Dataset content:

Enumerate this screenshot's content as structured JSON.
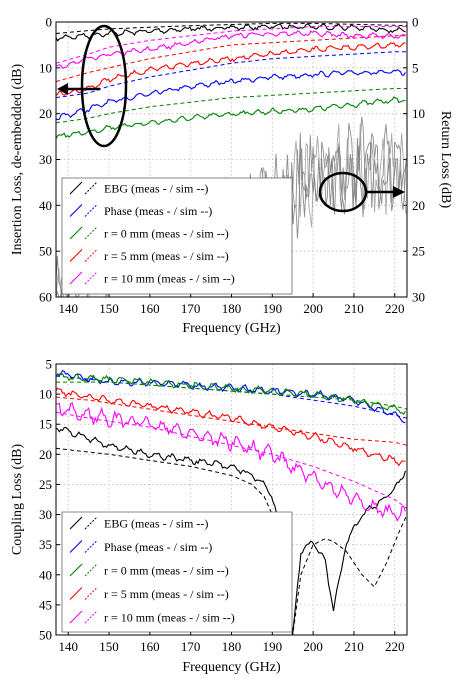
{
  "chart_data": [
    {
      "type": "line",
      "xlabel": "Frequency (GHz)",
      "ylabel": "Insertion Loss, de-embedded (dB)",
      "ylabel_right": "Return Loss (dB)",
      "xlim": [
        137,
        223
      ],
      "ylim": [
        0,
        60
      ],
      "ylim_right": [
        0,
        30
      ],
      "y_inverted": true,
      "grid": true,
      "xticks": [
        "140",
        "150",
        "160",
        "170",
        "180",
        "190",
        "200",
        "210",
        "220"
      ],
      "yticks": [
        "0",
        "10",
        "20",
        "30",
        "40",
        "50",
        "60"
      ],
      "yticks_right": [
        "0",
        "5",
        "10",
        "15",
        "20",
        "25",
        "30"
      ],
      "legend_position": "lower-left",
      "series": [
        {
          "name": "EBG (meas - / sim --)",
          "color": "#000000",
          "x": [
            137,
            150,
            170,
            190,
            200,
            210,
            223
          ],
          "meas": [
            3.5,
            2.5,
            1.5,
            1.0,
            1.0,
            1.2,
            2.0
          ],
          "sim": [
            2.5,
            1.5,
            0.8,
            0.3,
            0.3,
            0.5,
            0.8
          ]
        },
        {
          "name": "Phase (meas - / sim --)",
          "color": "#0000ff",
          "x": [
            137,
            145,
            150,
            160,
            170,
            180,
            190,
            200,
            210,
            220,
            223
          ],
          "meas": [
            21.0,
            19.0,
            17.5,
            15.5,
            14.0,
            13.0,
            12.0,
            11.5,
            11.0,
            11.0,
            11.0
          ],
          "sim": [
            16.5,
            15.5,
            14.0,
            12.0,
            10.5,
            9.0,
            8.0,
            7.5,
            7.0,
            6.5,
            6.5
          ]
        },
        {
          "name": "r = 0 mm (meas - / sim --)",
          "color": "#008000",
          "x": [
            137,
            145,
            150,
            160,
            170,
            180,
            190,
            200,
            210,
            220,
            223
          ],
          "meas": [
            25.0,
            24.0,
            23.0,
            22.0,
            21.0,
            20.0,
            19.5,
            19.0,
            18.0,
            17.0,
            17.0
          ],
          "sim": [
            22.0,
            21.0,
            20.0,
            18.5,
            17.5,
            16.5,
            16.0,
            15.5,
            15.0,
            14.5,
            14.5
          ]
        },
        {
          "name": "r = 5 mm (meas - / sim --)",
          "color": "#ff0000",
          "x": [
            137,
            145,
            150,
            160,
            170,
            180,
            190,
            200,
            210,
            220,
            223
          ],
          "meas": [
            16.0,
            14.5,
            12.5,
            10.5,
            9.0,
            8.0,
            7.0,
            6.0,
            5.5,
            5.0,
            5.0
          ],
          "sim": [
            13.0,
            11.0,
            10.0,
            8.0,
            6.5,
            5.0,
            4.5,
            4.0,
            3.5,
            3.0,
            3.0
          ]
        },
        {
          "name": "r = 10 mm (meas - / sim --)",
          "color": "#ff00ff",
          "x": [
            137,
            145,
            150,
            160,
            170,
            180,
            190,
            200,
            210,
            220,
            223
          ],
          "meas": [
            10.0,
            8.0,
            7.0,
            6.0,
            4.5,
            3.0,
            2.5,
            2.5,
            3.0,
            3.0,
            3.0
          ],
          "sim": [
            9.0,
            7.0,
            5.5,
            4.0,
            3.0,
            2.0,
            1.5,
            1.0,
            1.0,
            1.0,
            1.0
          ]
        },
        {
          "name": "",
          "color": "#808080",
          "axis": "right",
          "note": "return loss traces (unlabelled grey)",
          "x": [
            137,
            150,
            160,
            170,
            180,
            190,
            200,
            210,
            220,
            223
          ],
          "values": [
            29,
            26,
            24,
            22,
            21,
            19,
            17,
            16,
            16,
            18
          ]
        }
      ]
    },
    {
      "type": "line",
      "xlabel": "Frequency (GHz)",
      "ylabel": "Coupling Loss (dB)",
      "xlim": [
        137,
        223
      ],
      "ylim": [
        5,
        50
      ],
      "y_inverted": true,
      "grid": true,
      "xticks": [
        "140",
        "150",
        "160",
        "170",
        "180",
        "190",
        "200",
        "210",
        "220"
      ],
      "yticks": [
        "5",
        "10",
        "15",
        "20",
        "25",
        "30",
        "35",
        "40",
        "45",
        "50"
      ],
      "legend_position": "lower-left",
      "series": [
        {
          "name": "EBG (meas - / sim --)",
          "color": "#000000",
          "x": [
            137,
            150,
            160,
            170,
            180,
            185,
            188,
            190,
            192,
            194,
            195,
            197,
            200,
            203,
            205,
            208,
            212,
            215,
            218,
            221,
            223
          ],
          "meas": [
            15.5,
            18.5,
            20.0,
            21.0,
            22.0,
            23.5,
            25.0,
            27.0,
            33.0,
            45.0,
            50.0,
            36.0,
            34.5,
            38.0,
            46.0,
            35.0,
            30.0,
            28.5,
            27.0,
            25.0,
            22.0
          ],
          "sim": [
            19.0,
            20.0,
            21.0,
            22.0,
            23.5,
            25.0,
            27.0,
            30.0,
            38.0,
            48.0,
            50.0,
            40.0,
            35.0,
            34.0,
            34.5,
            36.0,
            40.0,
            42.0,
            38.0,
            33.0,
            30.0
          ]
        },
        {
          "name": "Phase (meas - / sim --)",
          "color": "#0000ff",
          "x": [
            137,
            145,
            150,
            160,
            170,
            180,
            190,
            200,
            210,
            220,
            223
          ],
          "meas": [
            6.5,
            7.5,
            8.0,
            8.0,
            8.5,
            9.0,
            9.5,
            10.0,
            11.0,
            13.5,
            14.5
          ],
          "sim": [
            7.0,
            7.5,
            8.0,
            8.5,
            9.0,
            9.5,
            10.0,
            11.0,
            12.0,
            13.5,
            14.0
          ]
        },
        {
          "name": "r = 0 mm (meas - / sim --)",
          "color": "#008000",
          "x": [
            137,
            145,
            150,
            160,
            170,
            180,
            190,
            200,
            210,
            220,
            223
          ],
          "meas": [
            7.0,
            7.5,
            7.5,
            8.0,
            8.5,
            9.0,
            9.5,
            10.0,
            11.0,
            12.5,
            13.0
          ],
          "sim": [
            8.0,
            8.0,
            8.0,
            8.5,
            9.0,
            9.5,
            10.0,
            10.5,
            11.0,
            12.0,
            12.5
          ]
        },
        {
          "name": "r = 5 mm (meas - / sim --)",
          "color": "#ff0000",
          "x": [
            137,
            145,
            150,
            160,
            170,
            180,
            190,
            200,
            210,
            220,
            223
          ],
          "meas": [
            9.5,
            10.5,
            11.0,
            12.0,
            13.0,
            14.0,
            15.5,
            17.0,
            19.0,
            21.0,
            21.5
          ],
          "sim": [
            10.5,
            11.0,
            11.5,
            12.5,
            13.5,
            14.5,
            15.5,
            16.5,
            17.5,
            18.0,
            18.5
          ]
        },
        {
          "name": "r = 10 mm (meas - / sim --)",
          "color": "#ff00ff",
          "x": [
            137,
            145,
            150,
            160,
            170,
            180,
            190,
            200,
            210,
            220,
            223
          ],
          "meas": [
            12.5,
            13.5,
            14.0,
            15.0,
            16.5,
            18.0,
            20.0,
            24.0,
            27.5,
            30.0,
            30.0
          ],
          "sim": [
            13.0,
            14.0,
            14.5,
            15.5,
            17.0,
            18.5,
            20.0,
            22.0,
            24.5,
            27.5,
            29.0
          ]
        }
      ]
    }
  ]
}
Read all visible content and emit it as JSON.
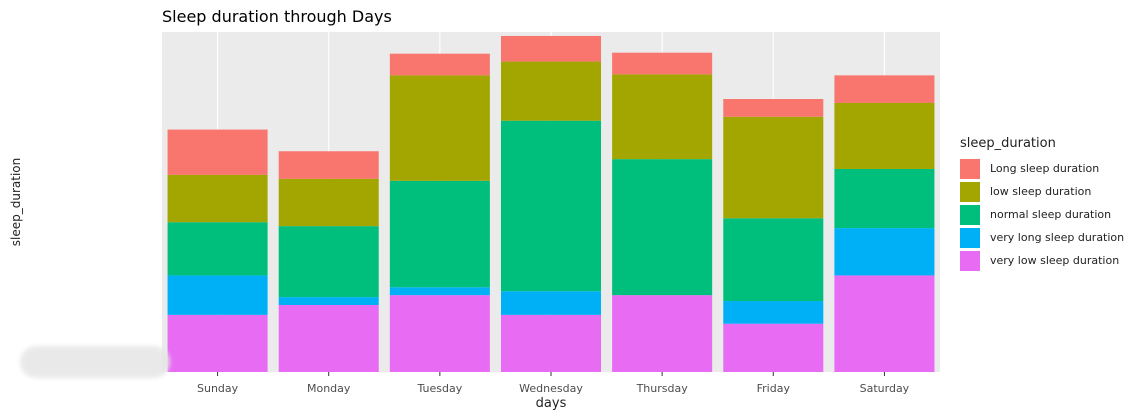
{
  "chart_data": {
    "type": "bar",
    "stacked": true,
    "title": "Sleep duration through Days",
    "xlabel": "days",
    "ylabel": "sleep_duration",
    "categories": [
      "Sunday",
      "Monday",
      "Tuesday",
      "Wednesday",
      "Thursday",
      "Friday",
      "Saturday"
    ],
    "legend_title": "sleep_duration",
    "legend_position": "right",
    "grid": true,
    "ylim": [
      0,
      345
    ],
    "series": [
      {
        "name": "very low sleep duration",
        "color": "#E76BF3",
        "values": [
          58,
          68,
          78,
          58,
          78,
          49,
          98
        ]
      },
      {
        "name": "very long sleep duration",
        "color": "#00B0F6",
        "values": [
          40,
          8,
          8,
          24,
          0,
          23,
          48
        ]
      },
      {
        "name": "normal sleep duration",
        "color": "#00BF7D",
        "values": [
          54,
          72,
          108,
          173,
          138,
          84,
          60
        ]
      },
      {
        "name": "low sleep duration",
        "color": "#A3A500",
        "values": [
          48,
          48,
          107,
          60,
          86,
          103,
          67
        ]
      },
      {
        "name": "Long sleep duration",
        "color": "#F8766D",
        "values": [
          46,
          28,
          22,
          26,
          22,
          18,
          28
        ]
      }
    ],
    "legend_order": [
      "Long sleep duration",
      "low sleep duration",
      "normal sleep duration",
      "very long sleep duration",
      "very low sleep duration"
    ]
  }
}
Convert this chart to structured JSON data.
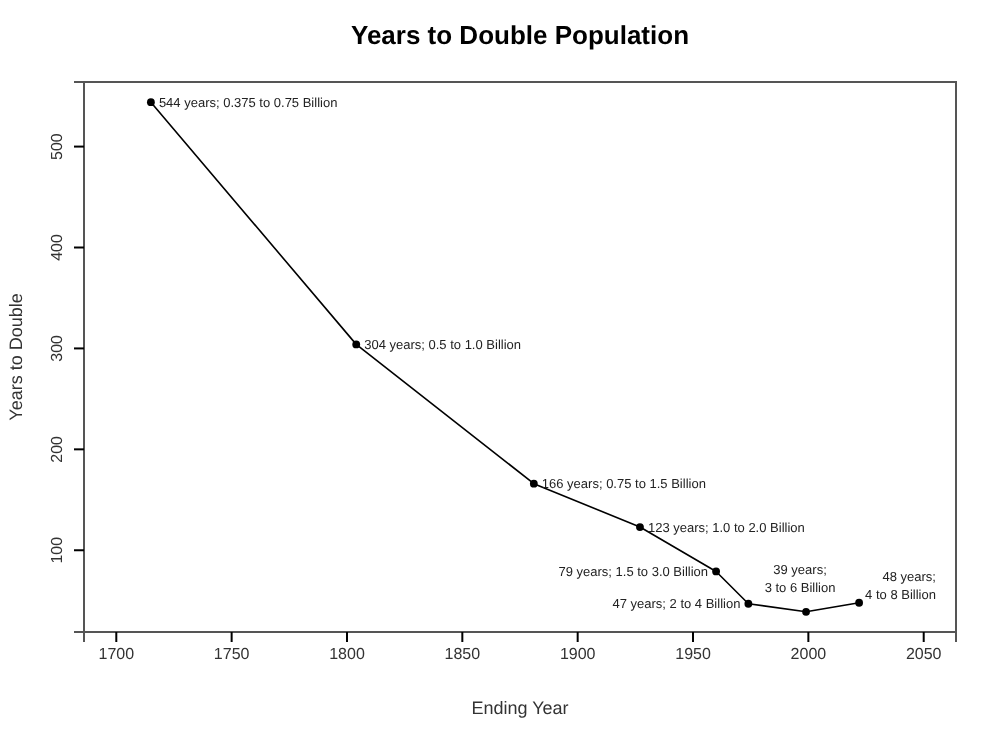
{
  "chart_data": {
    "type": "line",
    "title": "Years to Double Population",
    "xlabel": "Ending Year",
    "ylabel": "Years to Double",
    "x": [
      1715,
      1804,
      1881,
      1927,
      1960,
      1974,
      1999,
      2022
    ],
    "series": [
      {
        "color": "#000000",
        "values": [
          544,
          304,
          166,
          123,
          79,
          47,
          39,
          48
        ],
        "value_labels": [
          "544 years; 0.375 to 0.75 Billion",
          "304 years; 0.5 to 1.0 Billion",
          "166 years; 0.75 to 1.5 Billion",
          "123 years; 1.0 to 2.0 Billion",
          "79 years; 1.5 to 3.0 Billion",
          "47 years; 2 to 4 Billion",
          "39 years; 3 to 6 Billion",
          "48 years; 4 to 8 Billion"
        ]
      }
    ],
    "xlim": [
      1686,
      2064
    ],
    "ylim": [
      19,
      564
    ],
    "xticks": [
      1700,
      1750,
      1800,
      1850,
      1900,
      1950,
      2000,
      2050
    ],
    "yticks": [
      100,
      200,
      300,
      400,
      500
    ],
    "marker": "circle",
    "line_style": "solid",
    "grid": false
  }
}
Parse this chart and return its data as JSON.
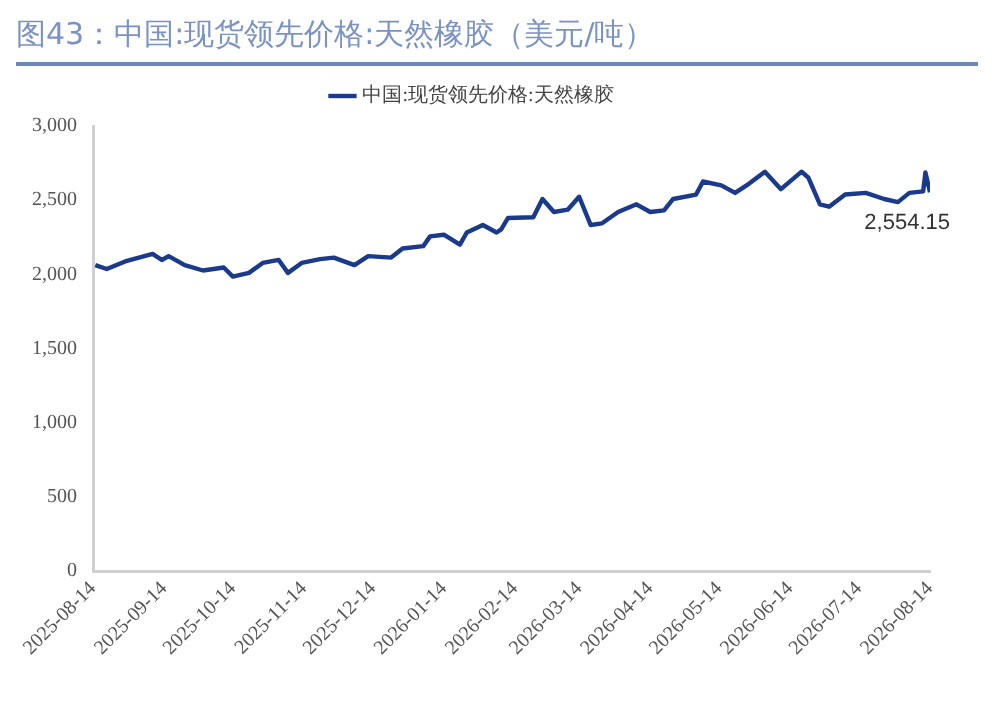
{
  "chart_data": {
    "type": "line",
    "title": "图43：中国:现货领先价格:天然橡胶（美元/吨）",
    "x": [
      "2025-08-15",
      "2025-08-20",
      "2025-08-28",
      "2025-09-09",
      "2025-09-13",
      "2025-09-16",
      "2025-09-23",
      "2025-10-01",
      "2025-10-10",
      "2025-10-14",
      "2025-10-21",
      "2025-10-27",
      "2025-11-03",
      "2025-11-07",
      "2025-11-13",
      "2025-11-21",
      "2025-11-27",
      "2025-12-06",
      "2025-12-12",
      "2025-12-22",
      "2025-12-27",
      "2026-01-05",
      "2026-01-08",
      "2026-01-14",
      "2026-01-21",
      "2026-01-24",
      "2026-01-31",
      "2026-02-06",
      "2026-02-08",
      "2026-02-11",
      "2026-02-22",
      "2026-02-26",
      "2026-03-03",
      "2026-03-09",
      "2026-03-14",
      "2026-03-19",
      "2026-03-24",
      "2026-03-31",
      "2026-04-08",
      "2026-04-14",
      "2026-04-20",
      "2026-04-24",
      "2026-05-04",
      "2026-05-07",
      "2026-05-15",
      "2026-05-21",
      "2026-05-27",
      "2026-06-03",
      "2026-06-10",
      "2026-06-19",
      "2026-06-22",
      "2026-06-27",
      "2026-07-01",
      "2026-07-08",
      "2026-07-17",
      "2026-07-25",
      "2026-07-31",
      "2026-08-05",
      "2026-08-11",
      "2026-08-12",
      "2026-08-14"
    ],
    "series": [
      {
        "name": "中国:现货领先价格:天然橡胶",
        "color": "#1b3a8c",
        "values": [
          2062,
          2036,
          2087,
          2138,
          2097,
          2123,
          2062,
          2026,
          2046,
          1985,
          2010,
          2077,
          2097,
          2010,
          2077,
          2103,
          2113,
          2062,
          2123,
          2113,
          2174,
          2190,
          2256,
          2267,
          2200,
          2282,
          2333,
          2282,
          2303,
          2380,
          2385,
          2508,
          2420,
          2436,
          2523,
          2333,
          2344,
          2420,
          2472,
          2420,
          2431,
          2508,
          2538,
          2626,
          2600,
          2549,
          2610,
          2692,
          2574,
          2692,
          2651,
          2472,
          2456,
          2538,
          2549,
          2508,
          2487,
          2549,
          2559,
          2687,
          2554.15
        ]
      }
    ],
    "xlim": [
      "2025-08-14",
      "2026-08-14"
    ],
    "xticks": [
      "2025-08-14",
      "2025-09-14",
      "2025-10-14",
      "2025-11-14",
      "2025-12-14",
      "2026-01-14",
      "2026-02-14",
      "2026-03-14",
      "2026-04-14",
      "2026-05-14",
      "2026-06-14",
      "2026-07-14",
      "2026-08-14"
    ],
    "ylim": [
      0,
      3000
    ],
    "yticks": [
      0,
      500,
      {
        "value": 1000,
        "label": "1,000"
      },
      {
        "value": 1500,
        "label": "1,500"
      },
      {
        "value": 2000,
        "label": "2,000"
      },
      {
        "value": 2500,
        "label": "2,500"
      },
      {
        "value": 3000,
        "label": "3,000"
      }
    ],
    "annotations": [
      {
        "text": "2,554.15",
        "x": "2026-08-14",
        "y": 2554.15
      }
    ],
    "legend": "top",
    "grid": false,
    "marker": "none",
    "line_style": "solid"
  }
}
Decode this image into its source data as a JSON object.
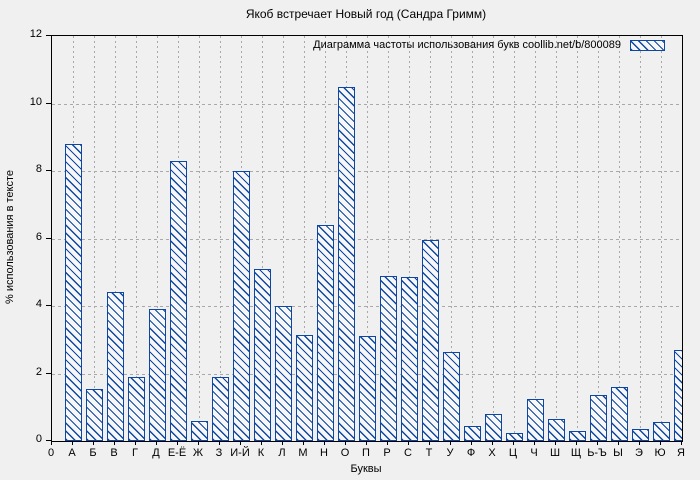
{
  "chart_data": {
    "type": "bar",
    "title": "Якоб встречает Новый год (Сандра Гримм)",
    "legend": "Диаграмма частоты использования букв coollib.net/b/800089",
    "legend_position": "top-right-inside",
    "xlabel": "Буквы",
    "ylabel": "% использования в тексте",
    "origin_label": "0",
    "ylim": [
      0,
      12
    ],
    "yticks": [
      0,
      2,
      4,
      6,
      8,
      10,
      12
    ],
    "grid": "dashed",
    "categories": [
      "А",
      "Б",
      "В",
      "Г",
      "Д",
      "Е-Ё",
      "Ж",
      "З",
      "И-Й",
      "К",
      "Л",
      "М",
      "Н",
      "О",
      "П",
      "Р",
      "С",
      "Т",
      "У",
      "Ф",
      "Х",
      "Ц",
      "Ч",
      "Ш",
      "Щ",
      "Ь-Ъ",
      "Ы",
      "Э",
      "Ю",
      "Я"
    ],
    "values": [
      8.8,
      1.55,
      4.4,
      1.9,
      3.9,
      8.3,
      0.6,
      1.9,
      8.0,
      5.1,
      4.0,
      3.15,
      6.4,
      10.5,
      3.1,
      4.9,
      4.85,
      5.95,
      2.65,
      0.45,
      0.8,
      0.25,
      1.25,
      0.65,
      0.3,
      1.35,
      1.6,
      0.35,
      0.55,
      2.7
    ],
    "colors": {
      "bar": "#0d47a1",
      "bar_fill": "#f7f7f7",
      "background": "#f0f0f0",
      "grid": "#a9a9a9",
      "axis": "#000000"
    }
  }
}
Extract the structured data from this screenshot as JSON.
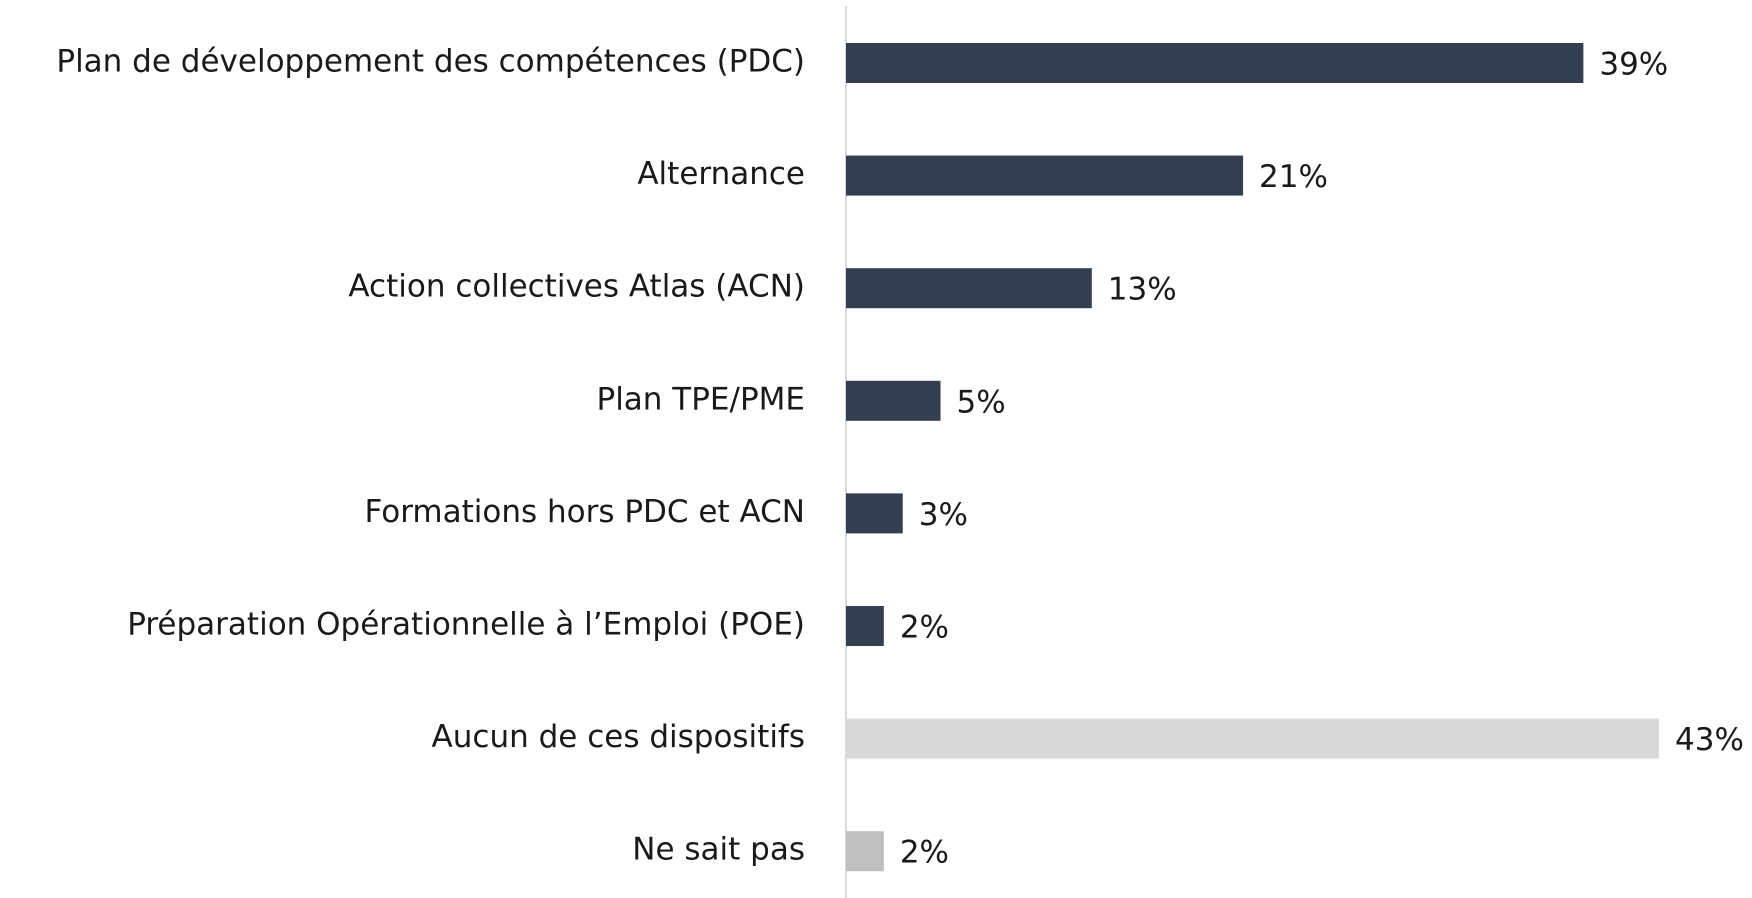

Directions for this task: List the lines that contain the word "JSON".

Written answer:
Enumerate this screenshot's content as structured JSON.
Read all visible content and emit it as JSON.
Convert this chart to structured JSON data.
Parse this chart and return its data as JSON.
Decode this image into its source data as a JSON object.
Extract the structured data from this screenshot as JSON.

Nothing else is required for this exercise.